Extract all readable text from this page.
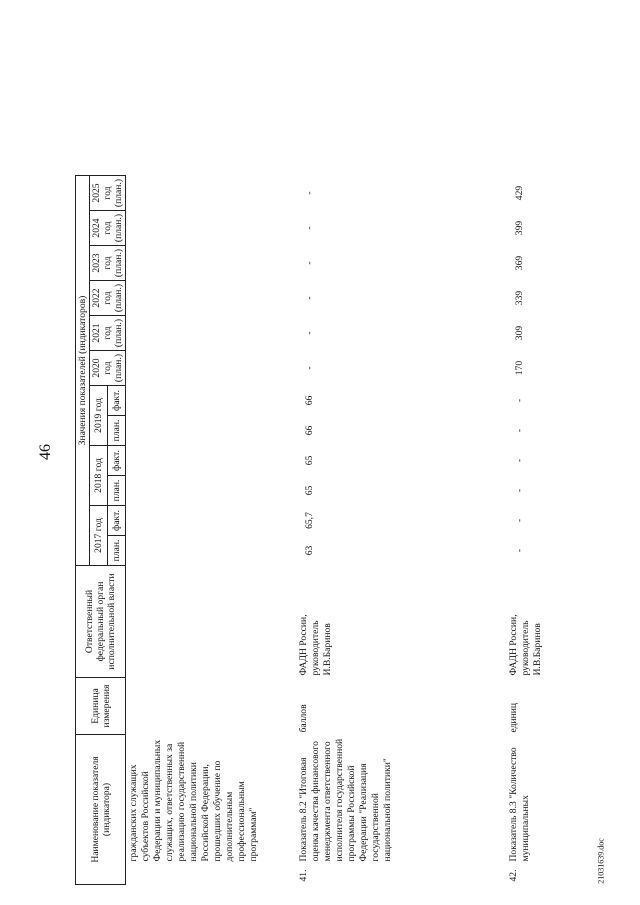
46
21031639.doc
Наименование показателя (индикатора)	Единица измерения	Ответственный федеральный орган исполнительной власти	Значения показателей (индикаторов)											
			2017 год		2018 год		2019 год		2020 год (план.)	2021 год (план.)	2022 год (план.)	2023 год (план.)	2024 год (план.)	2025 год (план.)
			план.	факт.	план.	факт.	план.	факт.						
гражданских служащих субъектов Российской Федерации и муниципальных служащих, ответственных за реализацию государственной национальной политики Российской Федерации, прошедших обучение по дополнительным профессиональным программам"														
41.Показатель 8.2 "Итоговая оценка качества финансового менеджмента ответственного исполнителя государственной программы Российской Федерации "Реализация государственной национальной политики"	баллов	ФАДН России, руководитель И.В.Баринов	63	65,7	65	65	66	66	-	-	-	-	-	-
42.Показатель 8.3 "Количество муниципальных	единиц	ФАДН России, руководитель И.В.Баринов	-	-	-	-	-	-	170	309	339	369	399	429
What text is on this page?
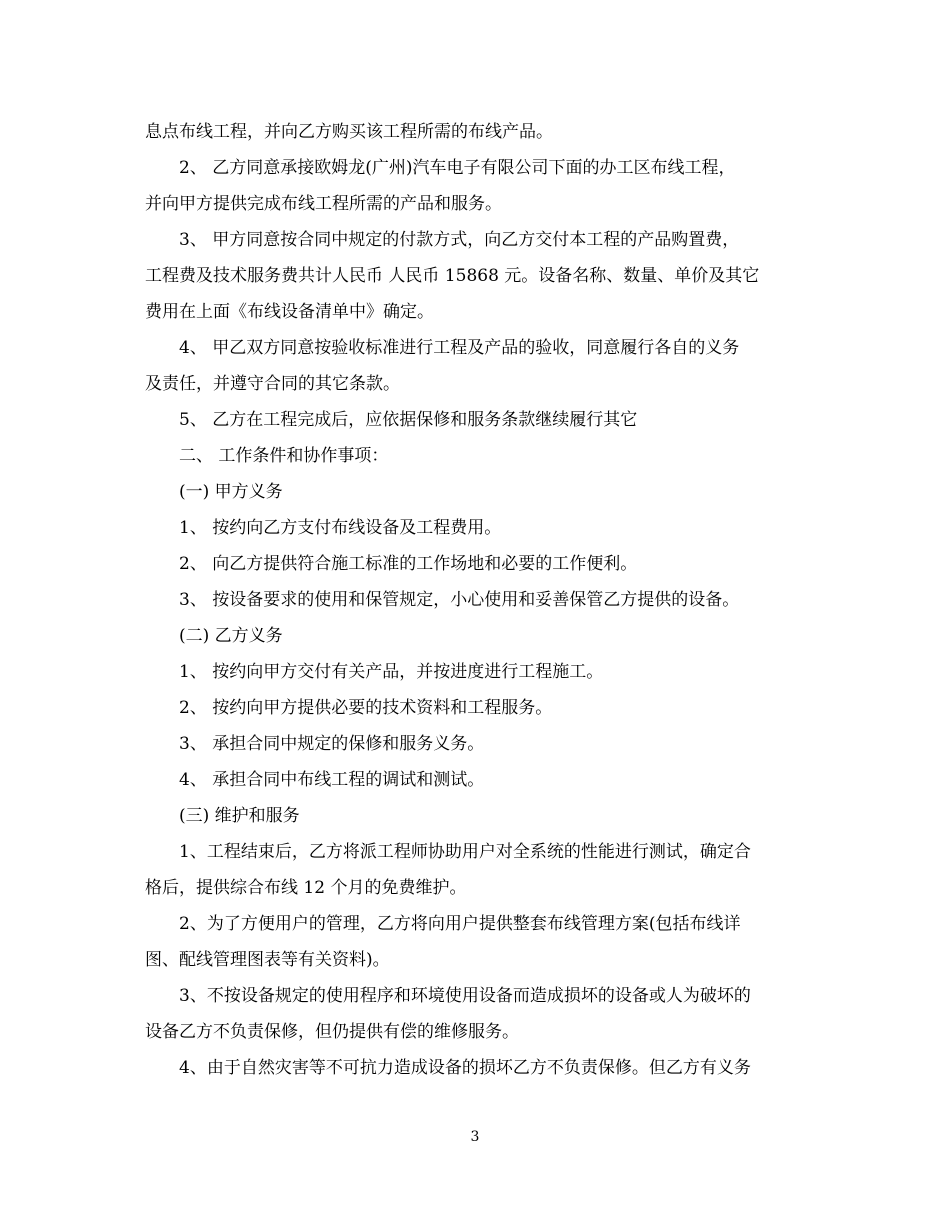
息点布线工程，并向乙方购买该工程所需的布线产品。

2、 乙方同意承接欧姆龙(广州)汽车电子有限公司下面的办工区布线工程，
并向甲方提供完成布线工程所需的产品和服务。

3、 甲方同意按合同中规定的付款方式，向乙方交付本工程的产品购置费，
工程费及技术服务费共计人民币 人民币 15868 元。设备名称、数量、单价及其它
费用在上面《布线设备清单中》确定。

4、 甲乙双方同意按验收标准进行工程及产品的验收，同意履行各自的义务
及责任，并遵守合同的其它条款。

5、 乙方在工程完成后，应依据保修和服务条款继续履行其它

二、 工作条件和协作事项：

(一) 甲方义务

1、 按约向乙方支付布线设备及工程费用。

2、 向乙方提供符合施工标准的工作场地和必要的工作便利。

3、 按设备要求的使用和保管规定，小心使用和妥善保管乙方提供的设备。

(二) 乙方义务

1、 按约向甲方交付有关产品，并按进度进行工程施工。

2、 按约向甲方提供必要的技术资料和工程服务。

3、 承担合同中规定的保修和服务义务。

4、 承担合同中布线工程的调试和测试。

(三) 维护和服务

1、工程结束后，乙方将派工程师协助用户对全系统的性能进行测试，确定合
格后，提供综合布线 12 个月的免费维护。

2、为了方便用户的管理，乙方将向用户提供整套布线管理方案(包括布线详
图、配线管理图表等有关资料)。

3、不按设备规定的使用程序和环境使用设备而造成损坏的设备或人为破坏的
设备乙方不负责保修，但仍提供有偿的维修服务。

4、由于自然灾害等不可抗力造成设备的损坏乙方不负责保修。但乙方有义务

3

# # # # # # #

What is the number of lines above that contain "национальной"? Answer with that number only.

2